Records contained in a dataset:
**********

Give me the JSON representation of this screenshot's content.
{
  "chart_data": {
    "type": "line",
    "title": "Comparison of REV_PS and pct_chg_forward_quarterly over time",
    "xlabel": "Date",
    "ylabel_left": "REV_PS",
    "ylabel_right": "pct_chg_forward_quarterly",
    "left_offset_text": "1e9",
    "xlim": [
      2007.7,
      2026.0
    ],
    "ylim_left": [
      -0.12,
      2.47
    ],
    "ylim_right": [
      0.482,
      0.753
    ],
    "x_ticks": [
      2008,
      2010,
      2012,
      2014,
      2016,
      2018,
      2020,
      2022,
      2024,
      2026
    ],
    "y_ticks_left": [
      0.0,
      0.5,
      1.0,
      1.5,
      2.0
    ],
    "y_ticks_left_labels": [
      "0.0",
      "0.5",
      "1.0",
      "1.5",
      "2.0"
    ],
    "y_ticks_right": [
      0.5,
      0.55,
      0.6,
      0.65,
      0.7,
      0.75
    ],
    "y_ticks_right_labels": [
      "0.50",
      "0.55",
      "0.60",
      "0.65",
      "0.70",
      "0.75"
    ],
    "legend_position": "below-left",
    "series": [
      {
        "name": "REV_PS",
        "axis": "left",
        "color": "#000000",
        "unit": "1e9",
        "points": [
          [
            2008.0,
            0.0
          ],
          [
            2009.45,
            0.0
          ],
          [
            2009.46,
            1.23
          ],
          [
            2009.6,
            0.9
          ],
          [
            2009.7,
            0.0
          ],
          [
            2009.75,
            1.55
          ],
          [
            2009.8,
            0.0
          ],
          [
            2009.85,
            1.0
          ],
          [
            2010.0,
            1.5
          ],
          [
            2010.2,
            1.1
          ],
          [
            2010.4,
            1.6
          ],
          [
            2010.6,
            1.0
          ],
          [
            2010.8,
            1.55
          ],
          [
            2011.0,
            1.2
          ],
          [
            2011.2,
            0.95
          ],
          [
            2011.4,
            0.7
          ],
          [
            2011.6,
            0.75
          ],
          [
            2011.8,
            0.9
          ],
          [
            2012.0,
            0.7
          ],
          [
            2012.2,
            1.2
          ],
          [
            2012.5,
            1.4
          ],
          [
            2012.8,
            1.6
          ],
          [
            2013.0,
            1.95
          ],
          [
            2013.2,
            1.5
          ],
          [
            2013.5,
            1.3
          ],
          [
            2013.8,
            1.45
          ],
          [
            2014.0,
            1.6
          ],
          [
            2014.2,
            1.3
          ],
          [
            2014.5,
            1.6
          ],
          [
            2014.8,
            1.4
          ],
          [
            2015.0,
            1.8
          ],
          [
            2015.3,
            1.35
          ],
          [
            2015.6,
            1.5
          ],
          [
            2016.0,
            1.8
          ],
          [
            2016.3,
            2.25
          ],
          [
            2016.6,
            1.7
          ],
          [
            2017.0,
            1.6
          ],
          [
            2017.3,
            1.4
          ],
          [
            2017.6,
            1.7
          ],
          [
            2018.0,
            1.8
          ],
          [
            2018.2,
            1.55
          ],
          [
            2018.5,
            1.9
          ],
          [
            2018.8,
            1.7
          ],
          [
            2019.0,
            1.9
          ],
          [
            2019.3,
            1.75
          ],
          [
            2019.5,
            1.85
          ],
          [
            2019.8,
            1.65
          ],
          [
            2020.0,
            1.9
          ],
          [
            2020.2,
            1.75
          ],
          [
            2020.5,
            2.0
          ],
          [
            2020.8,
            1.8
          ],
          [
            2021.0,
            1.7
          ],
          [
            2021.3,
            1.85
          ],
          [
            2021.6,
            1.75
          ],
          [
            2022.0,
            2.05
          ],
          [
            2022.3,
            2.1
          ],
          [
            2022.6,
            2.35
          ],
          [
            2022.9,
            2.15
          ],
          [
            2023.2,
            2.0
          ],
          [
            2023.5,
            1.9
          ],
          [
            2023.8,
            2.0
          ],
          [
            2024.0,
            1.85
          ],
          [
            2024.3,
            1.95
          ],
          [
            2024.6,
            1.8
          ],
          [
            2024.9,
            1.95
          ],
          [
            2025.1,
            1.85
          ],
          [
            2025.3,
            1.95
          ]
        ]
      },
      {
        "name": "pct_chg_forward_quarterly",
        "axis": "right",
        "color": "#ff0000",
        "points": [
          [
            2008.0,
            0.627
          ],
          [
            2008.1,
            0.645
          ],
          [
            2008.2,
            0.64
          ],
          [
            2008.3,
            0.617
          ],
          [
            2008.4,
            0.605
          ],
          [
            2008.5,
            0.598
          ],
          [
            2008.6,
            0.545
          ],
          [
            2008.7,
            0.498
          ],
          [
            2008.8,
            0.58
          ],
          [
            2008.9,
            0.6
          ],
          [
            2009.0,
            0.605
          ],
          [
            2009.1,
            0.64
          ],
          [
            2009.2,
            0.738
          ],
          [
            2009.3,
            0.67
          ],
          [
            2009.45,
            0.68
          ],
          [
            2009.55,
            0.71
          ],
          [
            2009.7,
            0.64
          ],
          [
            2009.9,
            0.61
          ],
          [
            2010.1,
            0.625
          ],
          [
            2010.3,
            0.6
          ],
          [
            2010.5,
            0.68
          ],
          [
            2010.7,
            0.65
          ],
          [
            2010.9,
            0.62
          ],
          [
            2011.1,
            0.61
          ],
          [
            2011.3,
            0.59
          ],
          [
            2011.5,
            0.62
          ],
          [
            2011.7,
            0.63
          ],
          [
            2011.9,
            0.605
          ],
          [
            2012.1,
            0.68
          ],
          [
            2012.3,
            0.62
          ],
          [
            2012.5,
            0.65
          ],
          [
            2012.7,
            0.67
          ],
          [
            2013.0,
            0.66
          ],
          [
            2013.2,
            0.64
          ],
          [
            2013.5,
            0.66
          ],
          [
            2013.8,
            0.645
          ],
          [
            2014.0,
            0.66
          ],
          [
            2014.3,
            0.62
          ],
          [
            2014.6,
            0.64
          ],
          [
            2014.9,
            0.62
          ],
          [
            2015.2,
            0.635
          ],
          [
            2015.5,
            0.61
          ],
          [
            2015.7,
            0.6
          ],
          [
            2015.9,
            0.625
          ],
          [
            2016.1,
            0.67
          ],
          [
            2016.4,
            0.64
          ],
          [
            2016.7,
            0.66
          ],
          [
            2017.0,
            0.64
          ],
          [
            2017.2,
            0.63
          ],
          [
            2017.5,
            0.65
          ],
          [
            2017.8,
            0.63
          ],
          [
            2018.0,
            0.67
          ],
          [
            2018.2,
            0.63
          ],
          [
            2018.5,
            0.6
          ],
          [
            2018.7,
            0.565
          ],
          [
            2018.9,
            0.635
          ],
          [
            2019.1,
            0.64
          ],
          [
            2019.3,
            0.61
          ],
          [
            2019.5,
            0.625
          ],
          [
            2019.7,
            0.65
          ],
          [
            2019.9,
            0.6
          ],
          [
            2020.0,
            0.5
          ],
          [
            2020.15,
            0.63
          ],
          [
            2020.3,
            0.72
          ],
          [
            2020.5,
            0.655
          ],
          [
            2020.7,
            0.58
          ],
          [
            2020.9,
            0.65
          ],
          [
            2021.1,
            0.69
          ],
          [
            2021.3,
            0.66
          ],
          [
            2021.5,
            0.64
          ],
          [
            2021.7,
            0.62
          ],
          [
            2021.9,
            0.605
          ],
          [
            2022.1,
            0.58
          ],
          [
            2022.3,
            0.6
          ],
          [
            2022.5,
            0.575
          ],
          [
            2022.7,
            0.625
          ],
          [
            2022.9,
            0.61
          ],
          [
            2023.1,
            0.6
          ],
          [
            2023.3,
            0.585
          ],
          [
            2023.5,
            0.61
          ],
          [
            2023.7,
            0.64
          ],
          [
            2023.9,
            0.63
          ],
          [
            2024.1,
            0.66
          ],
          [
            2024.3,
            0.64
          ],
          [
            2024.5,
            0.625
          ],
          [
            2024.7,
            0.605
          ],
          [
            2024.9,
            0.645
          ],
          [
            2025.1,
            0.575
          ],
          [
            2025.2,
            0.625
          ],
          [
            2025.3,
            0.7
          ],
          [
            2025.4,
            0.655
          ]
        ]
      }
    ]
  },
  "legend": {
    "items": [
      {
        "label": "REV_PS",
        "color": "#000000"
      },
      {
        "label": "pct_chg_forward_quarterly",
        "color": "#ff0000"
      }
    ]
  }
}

**********

Requirement: Take every line from the records above that has the word "color" and copy it.

Solution below:
        "color": "#000000",
        "color": "#ff0000",
        "color": "#000000"
        "color": "#ff0000"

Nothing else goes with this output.